● Source text:

.....

I didn't say it's chump change, what I said was:
This project is not the only thing she has going on at UMich. Professors in general work at least 40 hour weeks. I know lots of software bros making a lot more money and working a lot less, because capitalism is kind of stupid in terms of how markets value one thing over another, but what does that have to do with tinnitus?
My point is $160K is not very much money
if one is pursuing maximizing money as a goal, and additionally that someone with Shore's background could make more in industry. That's just a fact, and a reason it's very common for retired academics to take consultancy positions.
What are we arguing about, exactly? None of Shore's comp is based on the outcome of this research, per se, and the actual degree of funding the research has gotten, while much more than Shore's salary, is a tiny tiny slice of UMich research.
I'm unclear where your disagreement is. I understand people being skeptical of tech they haven't used, that's normal and seems correct, and also, as I have long said in this thread,
these devices will not help everyone with tinnitus.
@GlennS, what are you upset about (if you are upset)? Do you think Susan Shore should make less money? Do you think you should be making more money?
I'm just not sure what we're even talking about at this point. $160K would have sounded like a shitton of money to me when I was working at a nonprofit for $27K a year; now I know people who make twice that and smoke pot all day touching computers and managing computer touchers, so, you could say my perspective is blown on that, but I also don't see what Shore's comp has to do with any of this unless someone is seriously suggesting she's a grifter which would be hilarious to me because going into academia to be a grifter would be like going into prostitution to practice celibacy.
As far as Shore getting rich -- she probably
will if the device works and makes it to market, because she is the co-founder of the company that's going to be selling it (Auricle), as far as I can tell.
Does this upset anyone? That is, if this tech works for some percentage of tinnitus patients and substantially improves their lives, and that is built on the back of 20 years of research and fundraising efforts that Shore has driven, in a capitalist society isn't it
correct that there be a financial reward for that kind of behavior?

.....

● Questions on the material:
- 1) Rewrite the stretch of the forum post on Shore's salary from "My point is" through "of UMich research.", changing "consultancy positions" to "advisory roles".
- 2) Pick up the forum post on Shore's salary after its final sentence and keep writing.

.....

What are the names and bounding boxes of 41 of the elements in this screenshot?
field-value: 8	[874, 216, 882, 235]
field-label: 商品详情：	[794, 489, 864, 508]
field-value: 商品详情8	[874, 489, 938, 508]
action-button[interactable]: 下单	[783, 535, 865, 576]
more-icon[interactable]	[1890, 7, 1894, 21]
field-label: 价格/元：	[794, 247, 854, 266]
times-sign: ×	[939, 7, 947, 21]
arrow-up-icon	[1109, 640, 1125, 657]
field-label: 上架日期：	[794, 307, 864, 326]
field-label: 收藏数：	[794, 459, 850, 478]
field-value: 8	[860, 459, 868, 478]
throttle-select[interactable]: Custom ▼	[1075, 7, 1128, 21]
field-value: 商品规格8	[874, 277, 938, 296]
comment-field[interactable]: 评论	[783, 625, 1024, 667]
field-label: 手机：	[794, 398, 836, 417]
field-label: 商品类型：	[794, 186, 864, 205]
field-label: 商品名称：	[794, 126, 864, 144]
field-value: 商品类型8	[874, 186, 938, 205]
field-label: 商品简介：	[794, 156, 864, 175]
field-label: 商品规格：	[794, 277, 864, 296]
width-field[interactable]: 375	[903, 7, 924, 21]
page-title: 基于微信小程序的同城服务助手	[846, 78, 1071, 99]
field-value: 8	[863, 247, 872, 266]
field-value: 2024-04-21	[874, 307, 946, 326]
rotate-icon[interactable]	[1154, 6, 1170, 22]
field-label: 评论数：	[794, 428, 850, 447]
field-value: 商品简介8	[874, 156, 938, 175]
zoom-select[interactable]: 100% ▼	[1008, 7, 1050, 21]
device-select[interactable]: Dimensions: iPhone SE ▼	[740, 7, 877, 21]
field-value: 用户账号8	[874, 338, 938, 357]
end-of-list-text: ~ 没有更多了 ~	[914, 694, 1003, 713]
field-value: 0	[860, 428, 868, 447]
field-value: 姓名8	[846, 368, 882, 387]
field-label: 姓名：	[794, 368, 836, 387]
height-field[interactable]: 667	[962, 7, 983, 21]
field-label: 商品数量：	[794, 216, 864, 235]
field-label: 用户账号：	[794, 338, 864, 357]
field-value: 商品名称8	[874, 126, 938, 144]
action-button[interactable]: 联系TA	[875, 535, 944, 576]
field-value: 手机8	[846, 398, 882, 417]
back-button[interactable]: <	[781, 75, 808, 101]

.....

● Outputs for the tasks:
- 1)
My point is $160K is not very much money
if one is pursuing maximizing money as a goal, and additionally that someone with Shore's background could make more in industry. That's just a fact, and a reason it's very common for retired academics to take advisory roles.
What are we arguing about, exactly? None of Shore's comp is based on the outcome of this research, per se, and the actual degree of funding the research has gotten, while much more than Shore's salary, is a tiny tiny slice of UMich research.

- 2)
I'm far enough left that I think all of this stuff (all medical research) should be publicly funded with the results publicly owned, but, we're nowhere near that world and we're not going to get there, so this capitalist dystopia is what we're working with. You don't wanna hear my real, deep opinions on any of this because I'll start screaming about universal base income and seizing the means of production away from the capitalist gang bosses.
Contrast what Shore has done (2 decades of published, peer reviewed research, animal models used to build new neurophysical model of tinnitus, which is then tested in animals, treatment devised, tested in humans, refined, tested in more humans, probably eventually marketed based on substantial body of evidence that clears FDA) to what Leneire has done (barely gotten approval for a device in the UK, then used that to market a basically different device that has almost no published research behind it, no peer review, and definitely won't pass FDA scrutiny in current state, also a bunch of questionable tech decisions like using Bluetooth).
In this light, the UMich effort looks like a completely normal research endeavor to me, like any number of other academic tech research endeavors I have followed over the years, and Leneire looks suspiciously scammy.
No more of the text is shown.